** START Extracted text **
The Forum for Partners in Iran's Marketplace

September 2004 / No. 31

Cover Story

How Can Iran Go Global?

There is strong objective evidence denoting the relationship between economic liberalization and economic growth and they argue that economic liberalization is a key factor for realization of economic growth.

Globalization is a phenomenon whose economic consequences include increased volume of commercial transactions, speed of dealings, exchange of capital and information as well as increased transport of people across geographical borders. International economic developments in late 1990s and early 2000s were greatly affected by a new atmosphere governing the modern economic order and globalization.

The Iranian economy has been increasingly affected by the global economic trend during recent years. Also the Iranian economy has been in touch with the global economy due to its dependence on oil, whose price is determined by factors which are not controlled by the Iranian economy. Developments of global economy have affected Iranian economy as a result of changes in global oil market, developments in foreign financial markets and competition in the field of goods and services. Integration into a global economy will need establishment of a freer atmosphere for trade and investment and requires a secure environment for domestic and foreign economic agents and more importantly, adopting an active foreign policy toward other countries. Availing of advantages and reducing cost of interaction of every economic system with a global economy depends on expanding coordination between economic reforms in those countries and the new capitalistic economic system. Therefore, the approach of those countries to the globalization of economy will be different.

Some countries use their high negotiating power to dictate their own scenarios. For example, China first entered the scene with the goal of attuning itself with the outside world and then became so powerful that made other countries attune to it and today we are witnessing its increasing share of the economy.

Another major challenge of the globalization of the Iranian economy is a lame private sector. In fact, to join the WTO we would need an efficient private sector in addition to the state-run sector.

There is strong objective evidence denoting the relationship between economic liberalization and economic growth and they argue that economic liberalization is a key factor for realization of economic growth. During the 1980s, a third of the countries whose trade outgrew their revenues were lumped in globalized group. Average tariff rate has reduced 34% in those countries and, as a result, ratio of trade volume to revenues has increased 104%. In those countries, per capita revenue increased 3.5% during 1980s and 50% in the 1990s. On the opposite, developing countries, which are known as non-globalized counties, tariff rates fell 11% and they did not experience any growth in per capita domestic gross product during 1980s. This difference in policies indicates importance of convergence of economic policies in a liberalized global atmosphere. Experimental observations show that promoting economic liberalization and its management through powerful economic policies will lead to the growth of domestic economy.
** END Extracted text **
** START Supplied records **
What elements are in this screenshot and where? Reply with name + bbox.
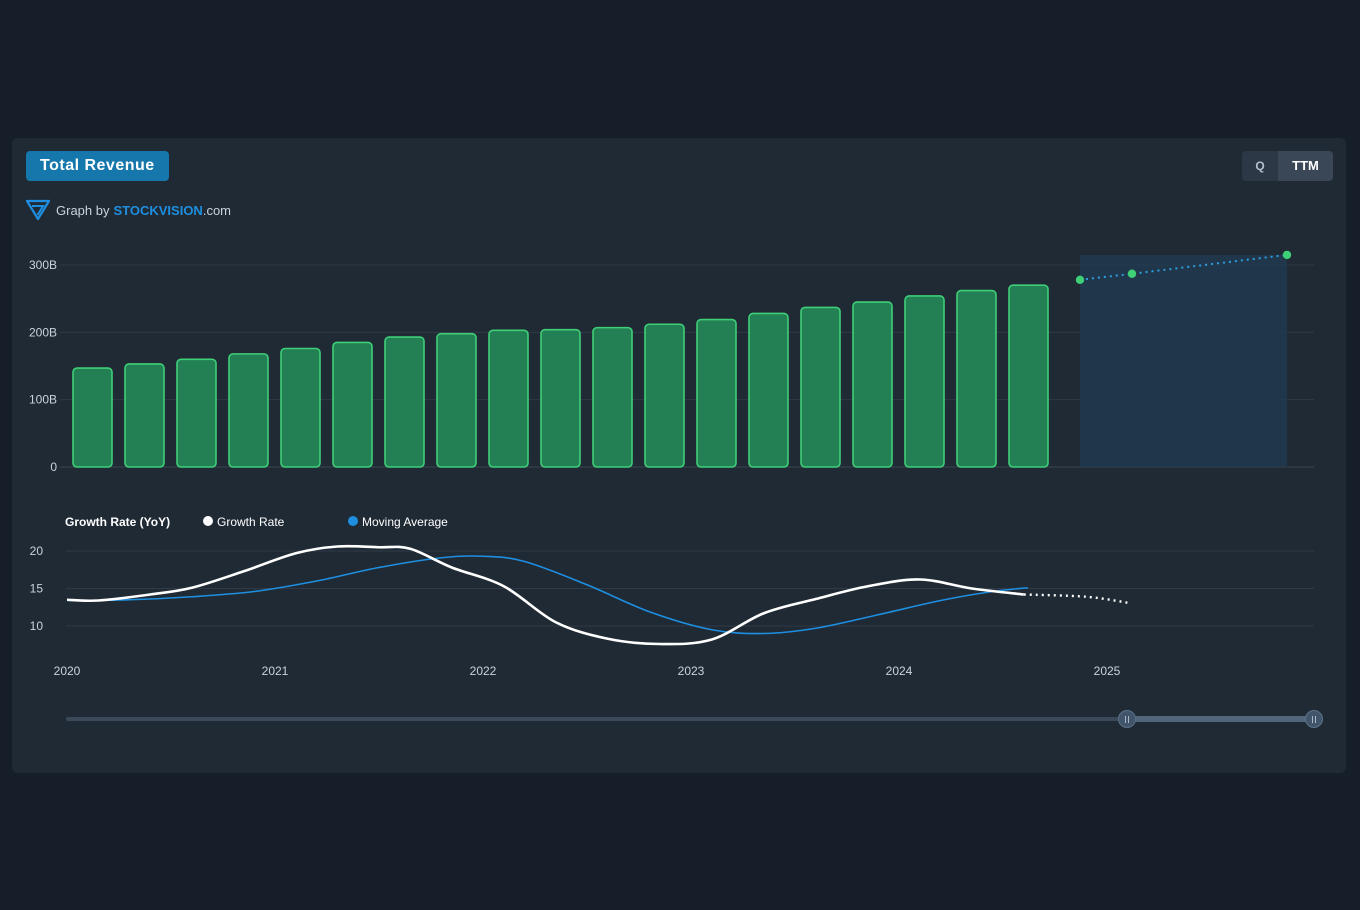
revenue-bar	[384, 336, 425, 468]
toggle-ttm-button[interactable]: TTM	[1278, 151, 1333, 181]
brand-name-vision: VISION	[158, 202, 203, 218]
revenue-bar	[228, 353, 269, 468]
revenue-bar	[1008, 284, 1049, 468]
range-slider-selection[interactable]	[1127, 716, 1314, 722]
legend-growth-rate-label: Growth Rate	[217, 515, 285, 529]
revenue-bar	[436, 332, 477, 468]
stockvision-logo-icon	[26, 199, 50, 221]
legend-moving-average-dot	[348, 516, 358, 526]
revenue-bar	[592, 326, 633, 468]
forecast-point	[1075, 275, 1085, 285]
growth-y-tick-label: 20	[30, 544, 44, 558]
brand-prefix: Graph by	[56, 202, 110, 218]
revenue-bar	[332, 341, 373, 468]
year-axis-label: 2024	[886, 664, 913, 678]
growth-chart-title: Growth Rate (YoY)	[65, 515, 170, 529]
growth-y-tick-label: 10	[30, 619, 44, 633]
revenue-chart-card: Total Revenue Q TTM Graph by STOCK VISION…	[12, 138, 1346, 773]
year-axis-label: 2020	[54, 664, 81, 678]
revenue-bar	[852, 301, 893, 468]
year-axis-label: 2023	[678, 664, 705, 678]
revenue-bar	[904, 295, 945, 468]
forecast-point	[1127, 269, 1137, 278]
legend-moving-average-label: Moving Average	[362, 515, 448, 529]
period-toggle[interactable]: Q TTM	[1242, 151, 1333, 181]
bar-y-tick-label: 300B	[29, 258, 57, 272]
bar-y-tick-label: 0	[50, 460, 57, 474]
forecast-point	[1282, 250, 1292, 260]
forecast-area	[1080, 254, 1287, 467]
range-slider-track[interactable]	[66, 717, 1314, 721]
brand-credit[interactable]: Graph by STOCK VISION .com	[26, 199, 231, 221]
year-axis-label: 2025	[1094, 664, 1121, 678]
growth-rate-forecast-line	[1023, 593, 1128, 604]
brand-name-stock: STOCK	[113, 202, 159, 218]
revenue-bar	[696, 318, 737, 468]
year-axis-label: 2022	[470, 664, 497, 678]
year-axis-label: 2021	[262, 664, 289, 678]
revenue-bar	[72, 367, 113, 468]
bar-y-tick-label: 200B	[29, 325, 57, 339]
range-slider-left-handle[interactable]	[1118, 710, 1136, 728]
moving-average-line	[66, 555, 1029, 635]
revenue-bar	[124, 363, 165, 468]
brand-suffix: .com	[202, 202, 231, 218]
forecast-line	[1079, 253, 1288, 281]
revenue-bar	[644, 323, 685, 468]
growth-y-tick-label: 15	[30, 582, 44, 596]
revenue-bar	[800, 306, 841, 468]
revenue-bar	[488, 329, 529, 468]
bar-y-tick-label: 100B	[29, 393, 57, 407]
revenue-bar	[748, 312, 789, 468]
revenue-bar	[176, 358, 217, 468]
revenue-bar	[540, 328, 581, 468]
revenue-bar	[956, 289, 997, 468]
chart-title-badge: Total Revenue	[26, 151, 169, 181]
growth-rate-line	[66, 544, 1024, 646]
toggle-quarterly-button[interactable]: Q	[1255, 159, 1265, 173]
legend-growth-rate-dot	[203, 516, 213, 526]
range-slider-right-handle[interactable]	[1305, 710, 1323, 728]
revenue-bar	[280, 347, 321, 468]
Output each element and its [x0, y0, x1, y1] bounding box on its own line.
** END Supplied records **
** Problems to work on **
**A.** According to the article on how Iran can go global, through which developments has the global economy affected the Iranian economy? List them all.
**B.** Answer these questions from the article on how Iran can go global:
(i) What issue number and month does the publication carry?
(ii) Which country is given as the example of using high negotiating power?
(iii) By what percentage did the average tariff rate fall in the globalized countries?

** Replies **
**A.**
- Changes in the global oil market
- Developments in foreign financial markets
- Competition in the field of goods and services

**B.**
(i) No. 31, September 2004
(ii) China
(iii) 34%